%%

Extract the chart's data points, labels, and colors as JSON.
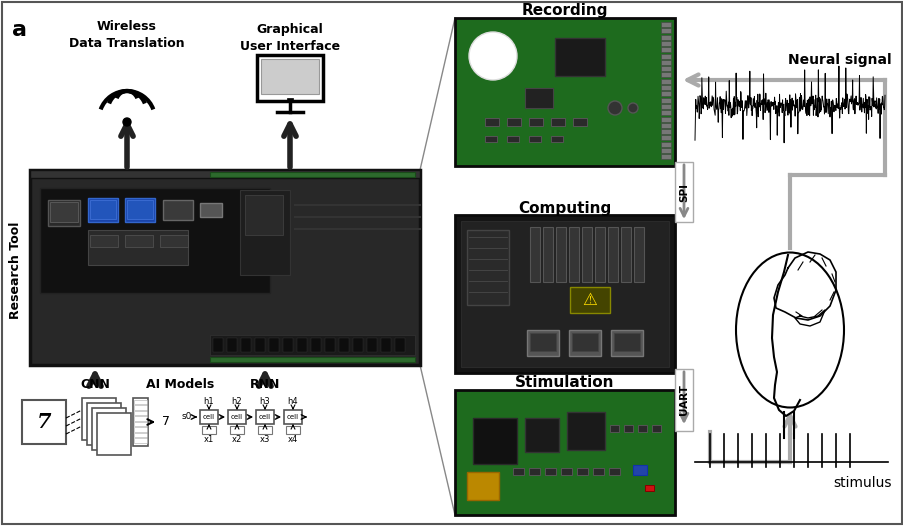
{
  "title_label": "a",
  "bg_color": "#ffffff",
  "left_label": "Research Tool",
  "top_left_text1": "Wireless\nData Translation",
  "top_left_text2": "Graphical\nUser Interface",
  "ai_models_text": "AI Models",
  "cnn_text": "CNN",
  "rnn_text": "RNN",
  "recording_text": "Recording",
  "computing_text": "Computing",
  "stimulation_text": "Stimulation",
  "neural_signal_text": "Neural signal",
  "stimulus_text": "stimulus",
  "spi_text": "SPI",
  "uart_text": "UART",
  "fig_width": 9.04,
  "fig_height": 5.26
}
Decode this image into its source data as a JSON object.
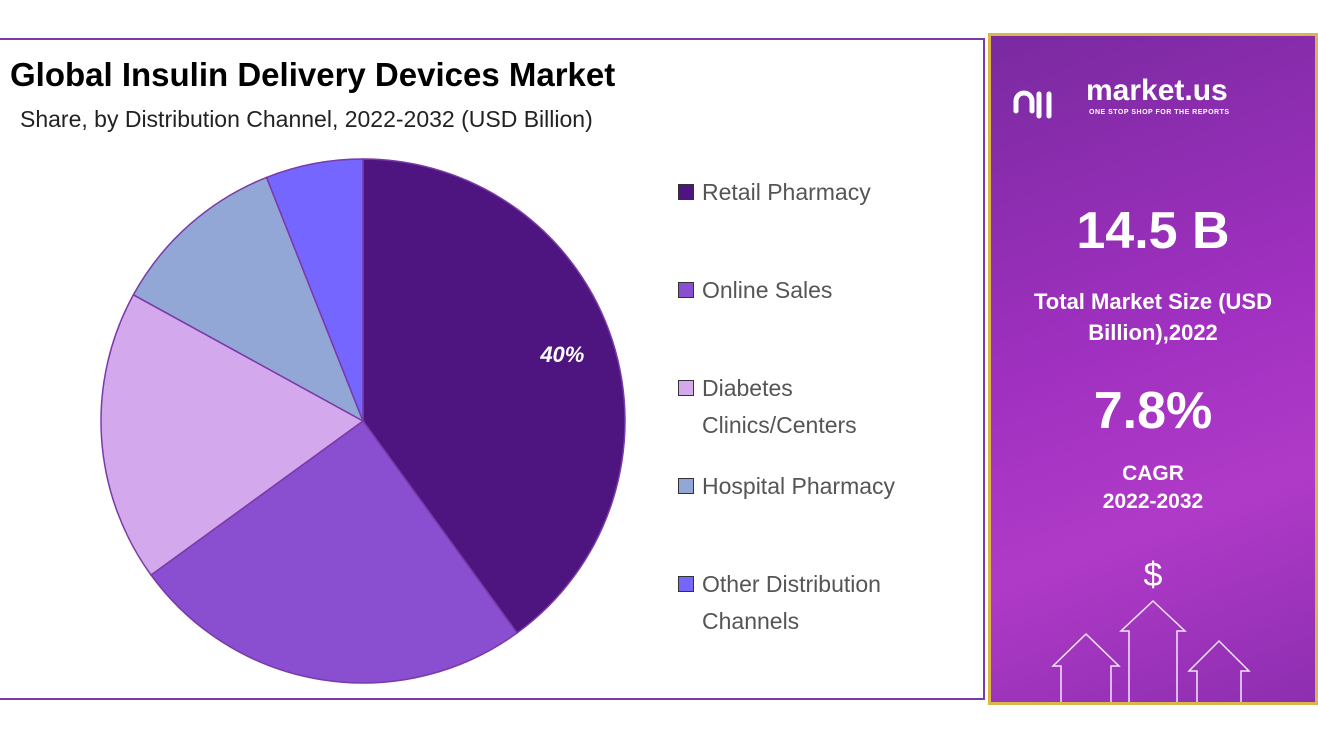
{
  "chart_data": {
    "type": "pie",
    "title": "Global Insulin Delivery Devices Market",
    "subtitle": "Share, by Distribution Channel, 2022-2032 (USD Billion)",
    "categories": [
      "Retail Pharmacy",
      "Online Sales",
      "Diabetes Clinics/Centers",
      "Hospital Pharmacy",
      "Other Distribution Channels"
    ],
    "values": [
      40,
      25,
      18,
      11,
      6
    ],
    "value_labels": [
      "40%",
      null,
      null,
      null,
      null
    ],
    "colors": [
      "#4e1580",
      "#8a4fd0",
      "#d4a8ec",
      "#92a7d6",
      "#7466ff"
    ]
  },
  "panel": {
    "brand": "market.us",
    "tagline": "ONE STOP SHOP FOR THE REPORTS",
    "market_size": "14.5 B",
    "market_size_label": "Total Market Size (USD Billion),2022",
    "cagr": "7.8%",
    "cagr_label": "CAGR",
    "cagr_period": "2022-2032",
    "icon": "$"
  }
}
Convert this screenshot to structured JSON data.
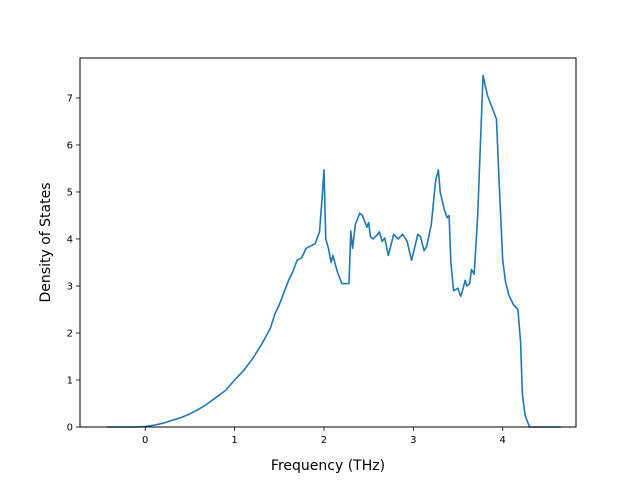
{
  "chart_data": {
    "type": "line",
    "title": "",
    "xlabel": "Frequency (THz)",
    "ylabel": "Density of States",
    "xlim": [
      -0.73,
      4.82
    ],
    "ylim": [
      0,
      7.85
    ],
    "xticks": [
      0,
      1,
      2,
      3,
      4
    ],
    "yticks": [
      0,
      1,
      2,
      3,
      4,
      5,
      6,
      7
    ],
    "grid": false,
    "legend": "none",
    "series": [
      {
        "color": "#1f77b4",
        "x": [
          -0.43,
          -0.1,
          0.0,
          0.1,
          0.2,
          0.3,
          0.4,
          0.5,
          0.6,
          0.7,
          0.8,
          0.9,
          1.0,
          1.1,
          1.2,
          1.3,
          1.4,
          1.45,
          1.5,
          1.55,
          1.6,
          1.65,
          1.7,
          1.75,
          1.8,
          1.85,
          1.9,
          1.95,
          1.98,
          2.0,
          2.02,
          2.05,
          2.08,
          2.1,
          2.15,
          2.2,
          2.25,
          2.28,
          2.3,
          2.32,
          2.35,
          2.4,
          2.43,
          2.48,
          2.5,
          2.52,
          2.55,
          2.6,
          2.62,
          2.65,
          2.68,
          2.72,
          2.78,
          2.83,
          2.88,
          2.93,
          2.98,
          3.0,
          3.05,
          3.08,
          3.12,
          3.15,
          3.2,
          3.25,
          3.28,
          3.3,
          3.35,
          3.38,
          3.4,
          3.42,
          3.45,
          3.5,
          3.53,
          3.55,
          3.58,
          3.6,
          3.63,
          3.65,
          3.68,
          3.7,
          3.72,
          3.75,
          3.78,
          3.8,
          3.83,
          3.88,
          3.93,
          3.96,
          4.0,
          4.03,
          4.07,
          4.12,
          4.17,
          4.2,
          4.22,
          4.25,
          4.3,
          4.5,
          4.65
        ],
        "y": [
          0,
          0,
          0.01,
          0.04,
          0.08,
          0.14,
          0.2,
          0.28,
          0.38,
          0.5,
          0.64,
          0.78,
          1.0,
          1.2,
          1.45,
          1.75,
          2.1,
          2.4,
          2.6,
          2.85,
          3.1,
          3.3,
          3.55,
          3.6,
          3.8,
          3.85,
          3.9,
          4.15,
          4.9,
          5.47,
          4.0,
          3.8,
          3.5,
          3.65,
          3.3,
          3.05,
          3.05,
          3.05,
          4.17,
          3.8,
          4.3,
          4.55,
          4.5,
          4.25,
          4.35,
          4.05,
          4.0,
          4.1,
          4.15,
          3.95,
          4.02,
          3.65,
          4.1,
          4.0,
          4.1,
          3.95,
          3.55,
          3.7,
          4.1,
          4.05,
          3.75,
          3.85,
          4.3,
          5.25,
          5.47,
          5.0,
          4.6,
          4.45,
          4.5,
          3.5,
          2.9,
          2.95,
          2.78,
          2.9,
          3.12,
          3.0,
          3.05,
          3.35,
          3.25,
          3.85,
          4.5,
          6.0,
          7.48,
          7.3,
          7.05,
          6.8,
          6.55,
          5.2,
          3.55,
          3.1,
          2.8,
          2.6,
          2.5,
          1.8,
          0.7,
          0.25,
          0,
          0,
          0
        ]
      }
    ]
  }
}
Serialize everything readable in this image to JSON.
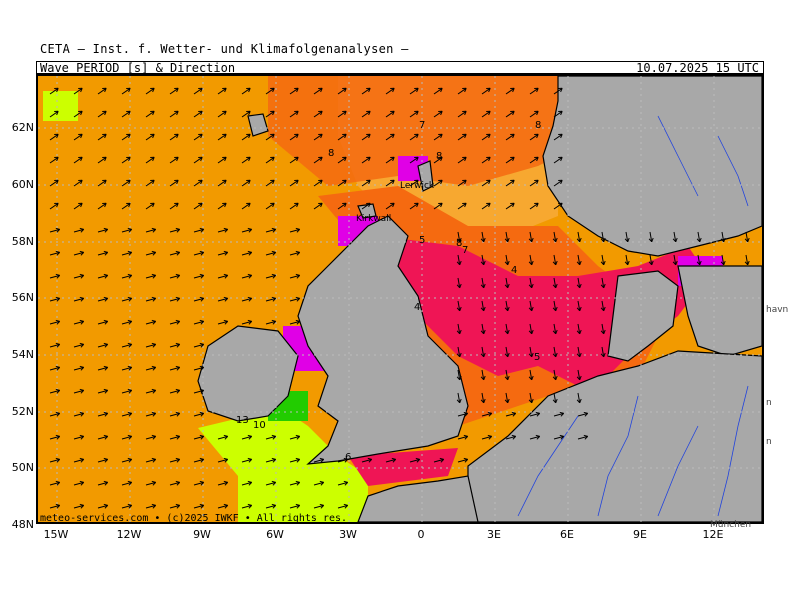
{
  "header": {
    "title": "CETA – Inst. f. Wetter- und Klimafolgenanalysen –",
    "subtitle": "Wave_PERIOD_[s]_&_Direction",
    "datetime": "10.07.2025 15 UTC"
  },
  "map": {
    "lat_labels": [
      "62N",
      "60N",
      "58N",
      "56N",
      "54N",
      "52N",
      "50N",
      "48N"
    ],
    "lon_labels": [
      "15W",
      "12W",
      "9W",
      "6W",
      "3W",
      "0",
      "3E",
      "6E",
      "9E",
      "12E"
    ],
    "period_labels": [
      {
        "text": "7",
        "area": "north-sea-north"
      },
      {
        "text": "8",
        "area": "shetland-north"
      },
      {
        "text": "8",
        "area": "faroe-shetland"
      },
      {
        "text": "8",
        "area": "norway-coast"
      },
      {
        "text": "5",
        "area": "scotland-east"
      },
      {
        "text": "8",
        "area": "central-north-sea"
      },
      {
        "text": "7",
        "area": "central-north-sea"
      },
      {
        "text": "4",
        "area": "skagerrak-south"
      },
      {
        "text": "4",
        "area": "southern-north-sea"
      },
      {
        "text": "5",
        "area": "german-bight"
      },
      {
        "text": "13",
        "area": "irish-sea-south"
      },
      {
        "text": "10",
        "area": "celtic-sea"
      },
      {
        "text": "6",
        "area": "english-channel"
      }
    ],
    "place_labels": [
      "Lerwick",
      "Kirkwall"
    ],
    "edge_labels": [
      "havn",
      "n",
      "n",
      "München"
    ],
    "colors": {
      "ocean_orange": "#f29a00",
      "dark_orange": "#f56a10",
      "light_orange": "#f7a830",
      "crimson": "#ef1555",
      "magenta": "#e000e6",
      "lime": "#ccff00",
      "green": "#22cc00",
      "land": "#a8a8a8",
      "border": "#000000",
      "rivers": "#2244dd"
    }
  },
  "footer": {
    "copyright": "meteo-services.com • (c)2025 IWKF • All rights res."
  }
}
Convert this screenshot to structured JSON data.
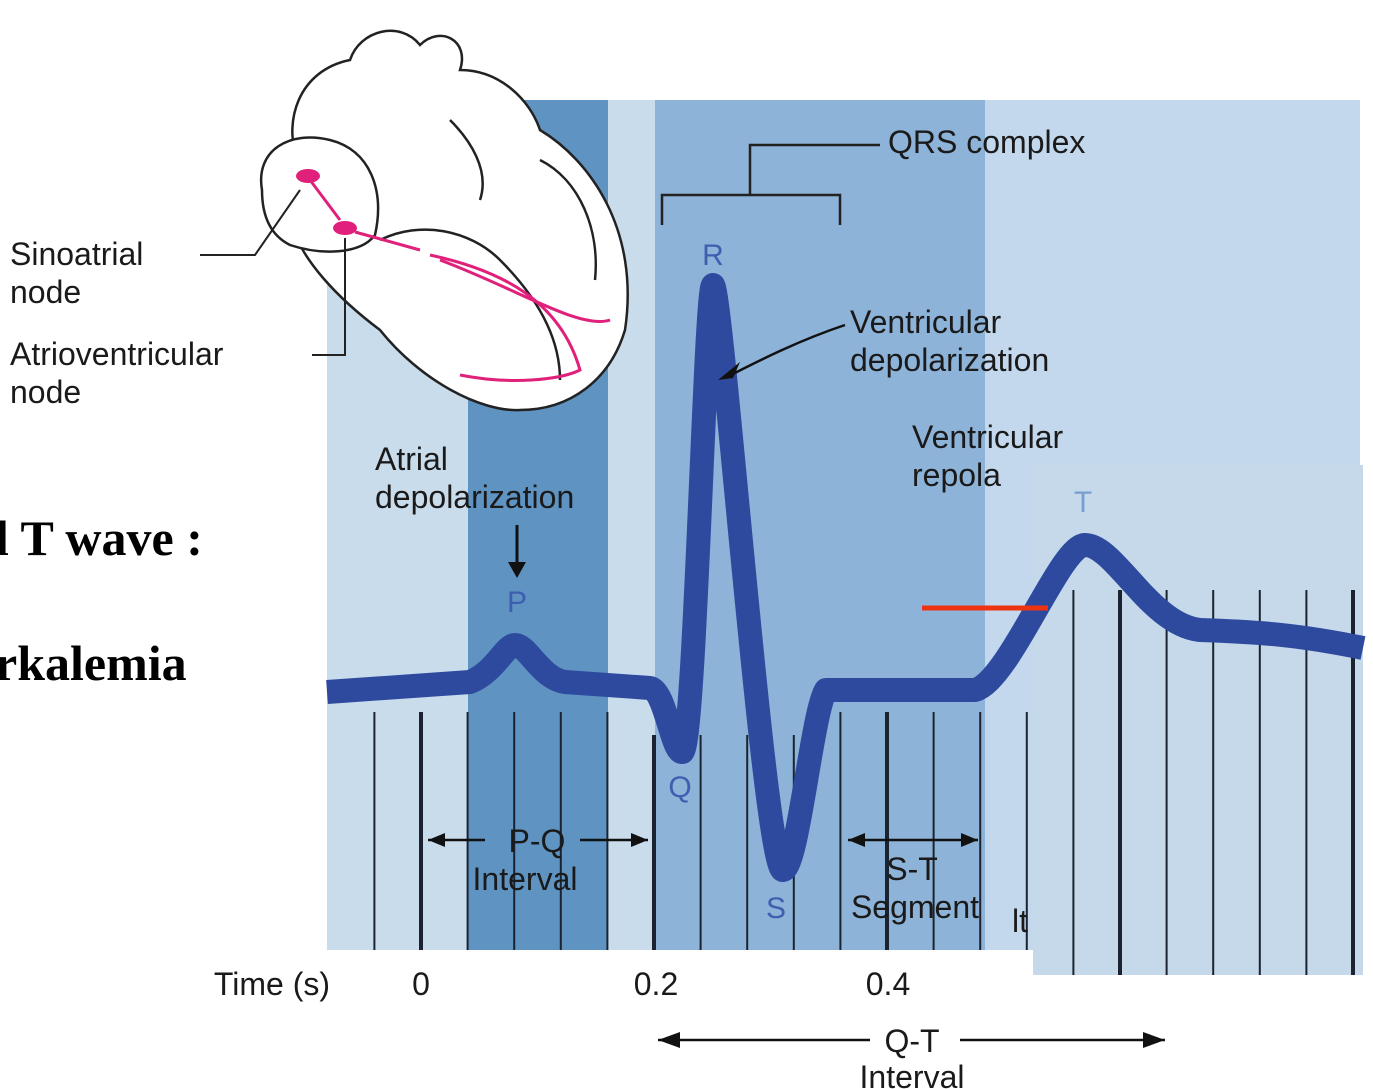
{
  "slide_text": [
    "l T wave :",
    "rkalemia"
  ],
  "heart": {
    "sinoatrial_node": [
      "Sinoatrial",
      "node"
    ],
    "atrioventricular_node": [
      "Atrioventricular",
      "node"
    ]
  },
  "ecg": {
    "qrs_complex": "QRS complex",
    "ventricular_depolarization": [
      "Ventricular",
      "depolarization"
    ],
    "ventricular_repolarization": [
      "Ventricular",
      "repola"
    ],
    "atrial_depolarization": [
      "Atrial",
      "depolarization"
    ],
    "waves": {
      "p": "P",
      "q": "Q",
      "r": "R",
      "s": "S",
      "t": "T"
    },
    "pq_interval": [
      "P-Q",
      "Interval"
    ],
    "st_segment": [
      "S-T",
      "Segment"
    ],
    "qt_interval": [
      "Q-T",
      "Interval"
    ],
    "fragment": "lt",
    "time_axis": {
      "label": "Time (s)",
      "ticks": [
        "0",
        "0.2",
        "0.4"
      ]
    }
  }
}
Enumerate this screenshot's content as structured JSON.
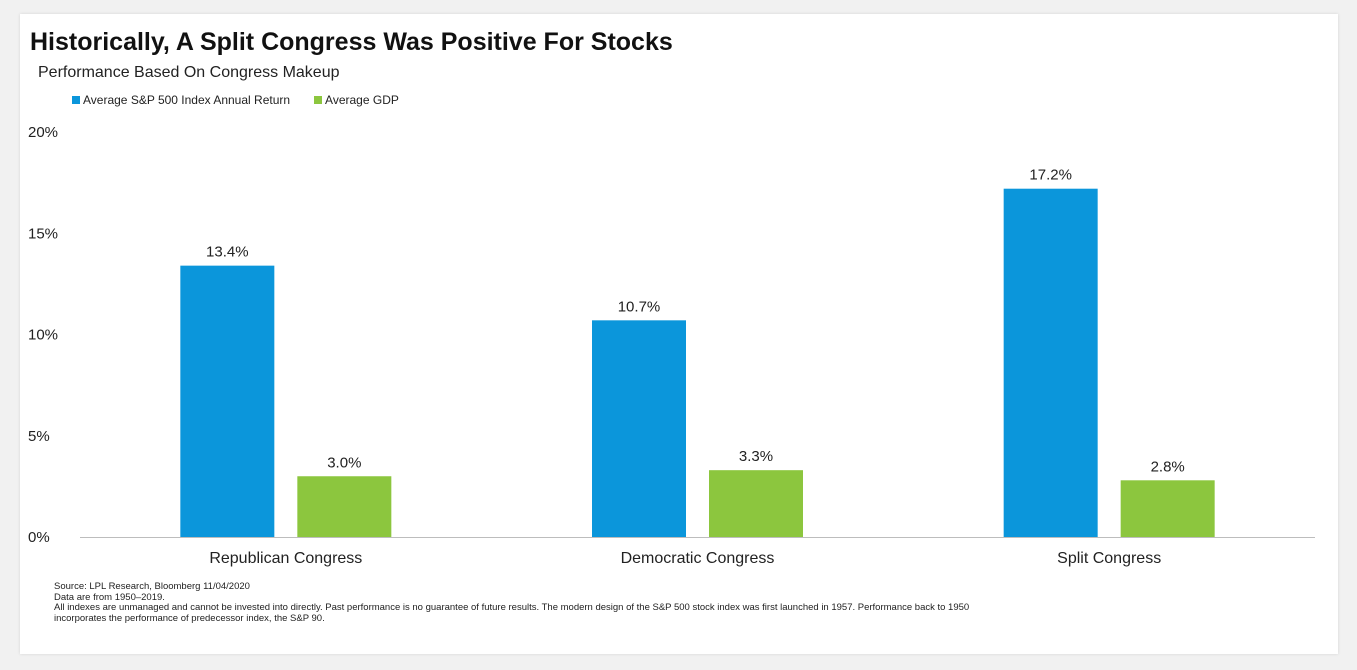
{
  "title": "Historically, A Split Congress Was Positive For Stocks",
  "subtitle": "Performance Based On Congress Makeup",
  "colors": {
    "sp500": "#0b96db",
    "gdp": "#8cc63e",
    "axis": "#bdbdbd"
  },
  "chart_data": {
    "type": "bar",
    "categories": [
      "Republican Congress",
      "Democratic Congress",
      "Split Congress"
    ],
    "series": [
      {
        "name": "Average S&P 500 Index Annual Return",
        "values": [
          13.4,
          10.7,
          17.2
        ],
        "labels": [
          "13.4%",
          "10.7%",
          "17.2%"
        ]
      },
      {
        "name": "Average GDP",
        "values": [
          3.0,
          3.3,
          2.8
        ],
        "labels": [
          "3.0%",
          "3.3%",
          "2.8%"
        ]
      }
    ],
    "ylim": [
      0,
      20
    ],
    "yticks": [
      0,
      5,
      10,
      15,
      20
    ],
    "ytick_labels": [
      "0%",
      "5%",
      "10%",
      "15%",
      "20%"
    ],
    "legend": "top-left",
    "grid": false
  },
  "notes": {
    "source": "Source: LPL Research, Bloomberg   11/04/2020",
    "data_range": "Data are from 1950–2019.",
    "disclaimer_1": "All indexes are unmanaged and cannot be invested into directly. Past performance is no guarantee of future results. The modern design of the S&P 500 stock index was first launched in 1957. Performance back to 1950",
    "disclaimer_2": "incorporates the performance of predecessor index, the S&P 90."
  }
}
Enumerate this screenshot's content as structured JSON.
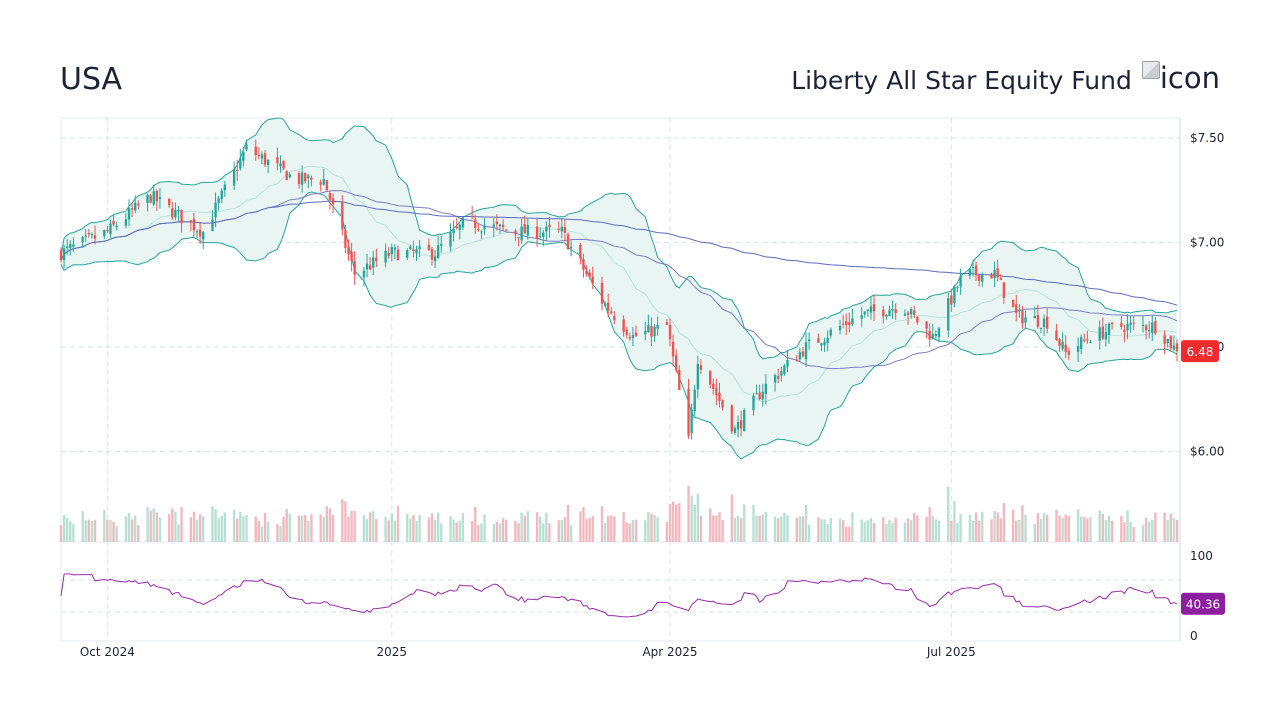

%%

● Objective:
Where a line holds "north", copy it out.

● Solution below:
        "area": "north-sea-north"
        "area": "shetland-north"
        "area": "central-north-sea"
        "area": "central-north-sea"
        "area": "southern-north-sea"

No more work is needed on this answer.